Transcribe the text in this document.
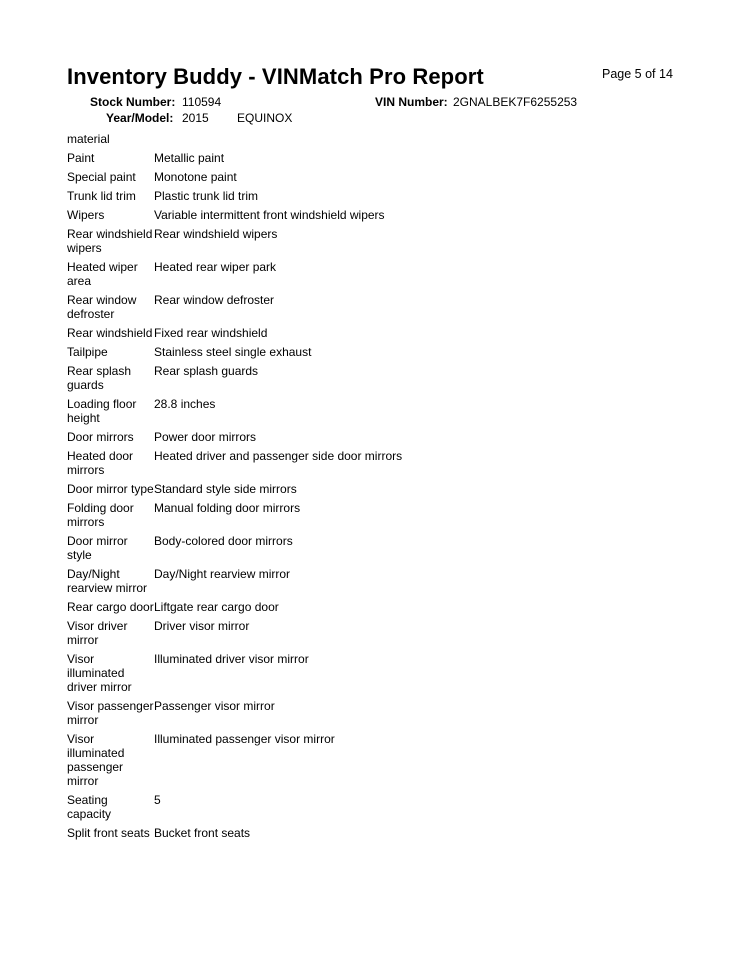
Inventory Buddy - VINMatch Pro Report	Page 5 of 14
Stock Number: 110594	VIN Number: 2GNALBEK7F6255253
Year/Model: 2015 EQUINOX
material	
Paint	Metallic paint
Special paint	Monotone paint
Trunk lid trim	Plastic trunk lid trim
Wipers	Variable intermittent front windshield wipers
Rear windshield wipers	Rear windshield wipers
Heated wiper area	Heated rear wiper park
Rear window defroster	Rear window defroster
Rear windshield	Fixed rear windshield
Tailpipe	Stainless steel single exhaust
Rear splash guards	Rear splash guards
Loading floor height	28.8 inches
Door mirrors	Power door mirrors
Heated door mirrors	Heated driver and passenger side door mirrors
Door mirror type	Standard style side mirrors
Folding door mirrors	Manual folding door mirrors
Door mirror style	Body-colored door mirrors
Day/Night rearview mirror	Day/Night rearview mirror
Rear cargo door	Liftgate rear cargo door
Visor driver mirror	Driver visor mirror
Visor illuminated driver mirror	Illuminated driver visor mirror
Visor passenger mirror	Passenger visor mirror
Visor illuminated passenger mirror	Illuminated passenger visor mirror
Seating capacity	5
Split front seats	Bucket front seats
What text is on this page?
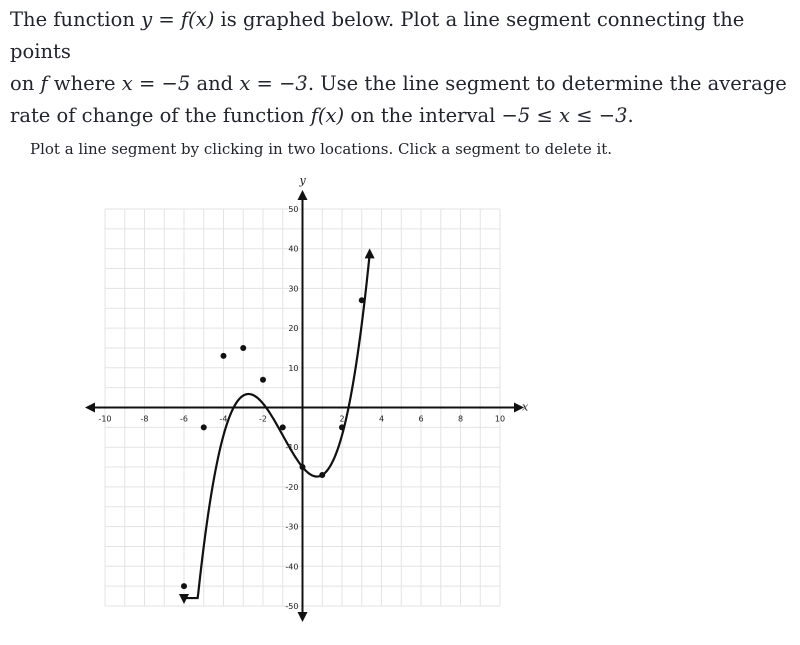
The function y = f(x) is graphed below. Plot a line segment connecting the points
on f where x = −5 and x = −3. Use the line segment to determine the average
rate of change of the function f(x) on the interval −5 ≤ x ≤ −3.
Plot a line segment by clicking in two locations. Click a segment to delete it.
x
y
-10	-8	-6	-4	-2	2	4	6	8	10
50
40
30
20
10
-10
-20
-30
-40
-50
^^^^^^^^
(The request):
Copy out all the data without changing anything, and drop the pictures.

(Answer for the task):
Transcribe the text in this document.
Inventory Buddy - VINMatch Pro Report	Page 5 of 14
Stock Number: 110594	VIN Number: 2GNALBEK7F6255253
Year/Model: 2015 EQUINOX
material	
Paint	Metallic paint
Special paint	Monotone paint
Trunk lid trim	Plastic trunk lid trim
Wipers	Variable intermittent front windshield wipers
Rear windshield wipers	Rear windshield wipers
Heated wiper area	Heated rear wiper park
Rear window defroster	Rear window defroster
Rear windshield	Fixed rear windshield
Tailpipe	Stainless steel single exhaust
Rear splash guards	Rear splash guards
Loading floor height	28.8 inches
Door mirrors	Power door mirrors
Heated door mirrors	Heated driver and passenger side door mirrors
Door mirror type	Standard style side mirrors
Folding door mirrors	Manual folding door mirrors
Door mirror style	Body-colored door mirrors
Day/Night rearview mirror	Day/Night rearview mirror
Rear cargo door	Liftgate rear cargo door
Visor driver mirror	Driver visor mirror
Visor illuminated driver mirror	Illuminated driver visor mirror
Visor passenger mirror	Passenger visor mirror
Visor illuminated passenger mirror	Illuminated passenger visor mirror
Seating capacity	5
Split front seats	Bucket front seats
What text is on this page?
The function y = f(x) is graphed below. Plot a line segment connecting the points
on f where x = −5 and x = −3. Use the line segment to determine the average
rate of change of the function f(x) on the interval −5 ≤ x ≤ −3.
Plot a line segment by clicking in two locations. Click a segment to delete it.
x
y
-10	-8	-6	-4	-2	2	4	6	8	10
50
40
30
20
10
-10
-20
-30
-40
-50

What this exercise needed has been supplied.